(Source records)
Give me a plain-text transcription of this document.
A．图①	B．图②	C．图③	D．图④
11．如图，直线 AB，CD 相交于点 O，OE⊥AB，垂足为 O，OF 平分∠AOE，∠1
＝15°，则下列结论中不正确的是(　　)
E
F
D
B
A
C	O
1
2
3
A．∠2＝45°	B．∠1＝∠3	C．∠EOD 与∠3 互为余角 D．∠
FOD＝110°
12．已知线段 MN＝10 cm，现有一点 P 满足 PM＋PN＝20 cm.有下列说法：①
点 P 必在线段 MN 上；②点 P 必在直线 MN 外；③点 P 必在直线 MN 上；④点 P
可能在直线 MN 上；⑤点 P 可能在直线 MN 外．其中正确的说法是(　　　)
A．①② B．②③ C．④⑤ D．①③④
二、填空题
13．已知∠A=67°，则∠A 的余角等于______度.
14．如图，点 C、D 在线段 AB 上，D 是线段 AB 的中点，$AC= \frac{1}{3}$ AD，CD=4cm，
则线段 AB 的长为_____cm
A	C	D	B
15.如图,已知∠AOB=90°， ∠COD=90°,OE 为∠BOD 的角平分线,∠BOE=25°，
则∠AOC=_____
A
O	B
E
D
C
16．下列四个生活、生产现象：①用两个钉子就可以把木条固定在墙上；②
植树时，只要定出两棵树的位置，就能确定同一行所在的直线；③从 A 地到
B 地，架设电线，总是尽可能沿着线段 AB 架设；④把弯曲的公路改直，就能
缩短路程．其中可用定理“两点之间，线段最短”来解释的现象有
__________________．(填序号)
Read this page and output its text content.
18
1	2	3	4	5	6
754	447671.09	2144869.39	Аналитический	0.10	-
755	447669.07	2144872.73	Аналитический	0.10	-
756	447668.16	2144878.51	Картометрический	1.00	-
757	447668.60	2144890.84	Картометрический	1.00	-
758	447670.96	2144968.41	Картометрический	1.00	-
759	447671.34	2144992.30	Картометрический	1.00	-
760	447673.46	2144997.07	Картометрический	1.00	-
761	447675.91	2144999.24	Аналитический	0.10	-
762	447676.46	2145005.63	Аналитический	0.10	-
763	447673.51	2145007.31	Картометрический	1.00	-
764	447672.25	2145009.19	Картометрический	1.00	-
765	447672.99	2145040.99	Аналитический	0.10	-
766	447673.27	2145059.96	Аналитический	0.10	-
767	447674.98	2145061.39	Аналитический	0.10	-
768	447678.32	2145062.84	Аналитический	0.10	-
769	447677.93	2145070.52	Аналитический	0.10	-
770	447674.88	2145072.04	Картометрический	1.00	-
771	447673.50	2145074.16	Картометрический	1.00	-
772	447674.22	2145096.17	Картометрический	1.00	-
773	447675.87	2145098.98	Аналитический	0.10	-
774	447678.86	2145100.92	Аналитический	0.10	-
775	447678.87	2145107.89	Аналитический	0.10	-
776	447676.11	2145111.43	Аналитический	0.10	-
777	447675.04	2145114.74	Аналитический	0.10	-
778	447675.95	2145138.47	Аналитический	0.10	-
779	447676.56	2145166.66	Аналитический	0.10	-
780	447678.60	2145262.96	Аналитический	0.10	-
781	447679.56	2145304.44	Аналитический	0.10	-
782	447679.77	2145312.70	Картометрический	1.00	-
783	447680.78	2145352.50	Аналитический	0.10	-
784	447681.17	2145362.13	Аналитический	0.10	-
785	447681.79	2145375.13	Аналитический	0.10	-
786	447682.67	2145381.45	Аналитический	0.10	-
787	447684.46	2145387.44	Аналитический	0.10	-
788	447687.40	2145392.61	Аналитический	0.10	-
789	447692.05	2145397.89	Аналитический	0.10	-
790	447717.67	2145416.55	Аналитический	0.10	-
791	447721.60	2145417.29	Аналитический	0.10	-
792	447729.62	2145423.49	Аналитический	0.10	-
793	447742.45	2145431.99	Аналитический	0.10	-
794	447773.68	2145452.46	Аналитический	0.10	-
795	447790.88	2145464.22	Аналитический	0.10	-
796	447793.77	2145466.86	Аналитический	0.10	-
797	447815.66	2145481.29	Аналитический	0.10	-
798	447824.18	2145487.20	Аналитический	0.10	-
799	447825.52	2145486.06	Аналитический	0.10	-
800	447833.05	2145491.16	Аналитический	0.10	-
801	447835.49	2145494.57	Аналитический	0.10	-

• [Work to complete] Copy out the full material exactly as it appears.

• [Reply to the task]
Give me a plain-text transcription of this document.
A．图①	B．图②	C．图③	D．图④
11．如图，直线 AB，CD 相交于点 O，OE⊥AB，垂足为 O，OF 平分∠AOE，∠1
＝15°，则下列结论中不正确的是(　　)
E
F
D
B
A
C	O
1
2
3
A．∠2＝45°	B．∠1＝∠3	C．∠EOD 与∠3 互为余角 D．∠
FOD＝110°
12．已知线段 MN＝10 cm，现有一点 P 满足 PM＋PN＝20 cm.有下列说法：①
点 P 必在线段 MN 上；②点 P 必在直线 MN 外；③点 P 必在直线 MN 上；④点 P
可能在直线 MN 上；⑤点 P 可能在直线 MN 外．其中正确的说法是(　　　)
A．①② B．②③ C．④⑤ D．①③④
二、填空题
13．已知∠A=67°，则∠A 的余角等于______度.
14．如图，点 C、D 在线段 AB 上，D 是线段 AB 的中点，$AC= \frac{1}{3}$ AD，CD=4cm，
则线段 AB 的长为_____cm
A	C	D	B
15.如图,已知∠AOB=90°， ∠COD=90°,OE 为∠BOD 的角平分线,∠BOE=25°，
则∠AOC=_____
A
O	B
E
D
C
16．下列四个生活、生产现象：①用两个钉子就可以把木条固定在墙上；②
植树时，只要定出两棵树的位置，就能确定同一行所在的直线；③从 A 地到
B 地，架设电线，总是尽可能沿着线段 AB 架设；④把弯曲的公路改直，就能
缩短路程．其中可用定理“两点之间，线段最短”来解释的现象有
__________________．(填序号)
Read this page and output its text content.
18
1	2	3	4	5	6
754	447671.09	2144869.39	Аналитический	0.10	-
755	447669.07	2144872.73	Аналитический	0.10	-
756	447668.16	2144878.51	Картометрический	1.00	-
757	447668.60	2144890.84	Картометрический	1.00	-
758	447670.96	2144968.41	Картометрический	1.00	-
759	447671.34	2144992.30	Картометрический	1.00	-
760	447673.46	2144997.07	Картометрический	1.00	-
761	447675.91	2144999.24	Аналитический	0.10	-
762	447676.46	2145005.63	Аналитический	0.10	-
763	447673.51	2145007.31	Картометрический	1.00	-
764	447672.25	2145009.19	Картометрический	1.00	-
765	447672.99	2145040.99	Аналитический	0.10	-
766	447673.27	2145059.96	Аналитический	0.10	-
767	447674.98	2145061.39	Аналитический	0.10	-
768	447678.32	2145062.84	Аналитический	0.10	-
769	447677.93	2145070.52	Аналитический	0.10	-
770	447674.88	2145072.04	Картометрический	1.00	-
771	447673.50	2145074.16	Картометрический	1.00	-
772	447674.22	2145096.17	Картометрический	1.00	-
773	447675.87	2145098.98	Аналитический	0.10	-
774	447678.86	2145100.92	Аналитический	0.10	-
775	447678.87	2145107.89	Аналитический	0.10	-
776	447676.11	2145111.43	Аналитический	0.10	-
777	447675.04	2145114.74	Аналитический	0.10	-
778	447675.95	2145138.47	Аналитический	0.10	-
779	447676.56	2145166.66	Аналитический	0.10	-
780	447678.60	2145262.96	Аналитический	0.10	-
781	447679.56	2145304.44	Аналитический	0.10	-
782	447679.77	2145312.70	Картометрический	1.00	-
783	447680.78	2145352.50	Аналитический	0.10	-
784	447681.17	2145362.13	Аналитический	0.10	-
785	447681.79	2145375.13	Аналитический	0.10	-
786	447682.67	2145381.45	Аналитический	0.10	-
787	447684.46	2145387.44	Аналитический	0.10	-
788	447687.40	2145392.61	Аналитический	0.10	-
789	447692.05	2145397.89	Аналитический	0.10	-
790	447717.67	2145416.55	Аналитический	0.10	-
791	447721.60	2145417.29	Аналитический	0.10	-
792	447729.62	2145423.49	Аналитический	0.10	-
793	447742.45	2145431.99	Аналитический	0.10	-
794	447773.68	2145452.46	Аналитический	0.10	-
795	447790.88	2145464.22	Аналитический	0.10	-
796	447793.77	2145466.86	Аналитический	0.10	-
797	447815.66	2145481.29	Аналитический	0.10	-
798	447824.18	2145487.20	Аналитический	0.10	-
799	447825.52	2145486.06	Аналитический	0.10	-
800	447833.05	2145491.16	Аналитический	0.10	-
801	447835.49	2145494.57	Аналитический	0.10	-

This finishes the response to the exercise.